• **SUPPLIED DATA**:
— begin —
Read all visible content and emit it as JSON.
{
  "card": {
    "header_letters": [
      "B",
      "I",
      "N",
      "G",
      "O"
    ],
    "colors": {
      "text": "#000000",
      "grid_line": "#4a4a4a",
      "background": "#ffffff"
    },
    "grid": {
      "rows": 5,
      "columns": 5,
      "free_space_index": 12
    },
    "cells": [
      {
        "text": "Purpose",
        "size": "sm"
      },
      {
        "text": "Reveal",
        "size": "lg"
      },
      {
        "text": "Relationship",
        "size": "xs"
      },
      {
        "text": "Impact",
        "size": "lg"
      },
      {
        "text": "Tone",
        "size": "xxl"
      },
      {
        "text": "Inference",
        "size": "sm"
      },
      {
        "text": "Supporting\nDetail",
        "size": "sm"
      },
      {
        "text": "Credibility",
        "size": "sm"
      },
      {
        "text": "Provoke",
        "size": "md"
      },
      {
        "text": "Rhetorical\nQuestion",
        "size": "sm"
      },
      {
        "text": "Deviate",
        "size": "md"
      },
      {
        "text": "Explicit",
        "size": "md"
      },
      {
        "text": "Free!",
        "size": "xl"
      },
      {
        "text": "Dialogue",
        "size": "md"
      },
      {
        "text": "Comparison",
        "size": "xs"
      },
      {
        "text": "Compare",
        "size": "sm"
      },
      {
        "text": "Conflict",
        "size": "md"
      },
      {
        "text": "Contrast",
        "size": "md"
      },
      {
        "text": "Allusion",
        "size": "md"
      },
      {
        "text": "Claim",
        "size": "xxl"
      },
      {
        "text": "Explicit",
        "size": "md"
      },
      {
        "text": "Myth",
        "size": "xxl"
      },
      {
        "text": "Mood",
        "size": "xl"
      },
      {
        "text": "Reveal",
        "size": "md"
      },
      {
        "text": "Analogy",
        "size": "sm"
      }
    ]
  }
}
— end —
Quote all the records. Keep every word exact.

• **EXERCISE ANSWER**:
Read all visible content and emit it as JSON.
{
  "card": {
    "header_letters": [
      "B",
      "I",
      "N",
      "G",
      "O"
    ],
    "colors": {
      "text": "#000000",
      "grid_line": "#4a4a4a",
      "background": "#ffffff"
    },
    "grid": {
      "rows": 5,
      "columns": 5,
      "free_space_index": 12
    },
    "cells": [
      {
        "text": "Purpose",
        "size": "sm"
      },
      {
        "text": "Reveal",
        "size": "lg"
      },
      {
        "text": "Relationship",
        "size": "xs"
      },
      {
        "text": "Impact",
        "size": "lg"
      },
      {
        "text": "Tone",
        "size": "xxl"
      },
      {
        "text": "Inference",
        "size": "sm"
      },
      {
        "text": "Supporting\nDetail",
        "size": "sm"
      },
      {
        "text": "Credibility",
        "size": "sm"
      },
      {
        "text": "Provoke",
        "size": "md"
      },
      {
        "text": "Rhetorical\nQuestion",
        "size": "sm"
      },
      {
        "text": "Deviate",
        "size": "md"
      },
      {
        "text": "Explicit",
        "size": "md"
      },
      {
        "text": "Free!",
        "size": "xl"
      },
      {
        "text": "Dialogue",
        "size": "md"
      },
      {
        "text": "Comparison",
        "size": "xs"
      },
      {
        "text": "Compare",
        "size": "sm"
      },
      {
        "text": "Conflict",
        "size": "md"
      },
      {
        "text": "Contrast",
        "size": "md"
      },
      {
        "text": "Allusion",
        "size": "md"
      },
      {
        "text": "Claim",
        "size": "xxl"
      },
      {
        "text": "Explicit",
        "size": "md"
      },
      {
        "text": "Myth",
        "size": "xxl"
      },
      {
        "text": "Mood",
        "size": "xl"
      },
      {
        "text": "Reveal",
        "size": "md"
      },
      {
        "text": "Analogy",
        "size": "sm"
      }
    ]
  }
}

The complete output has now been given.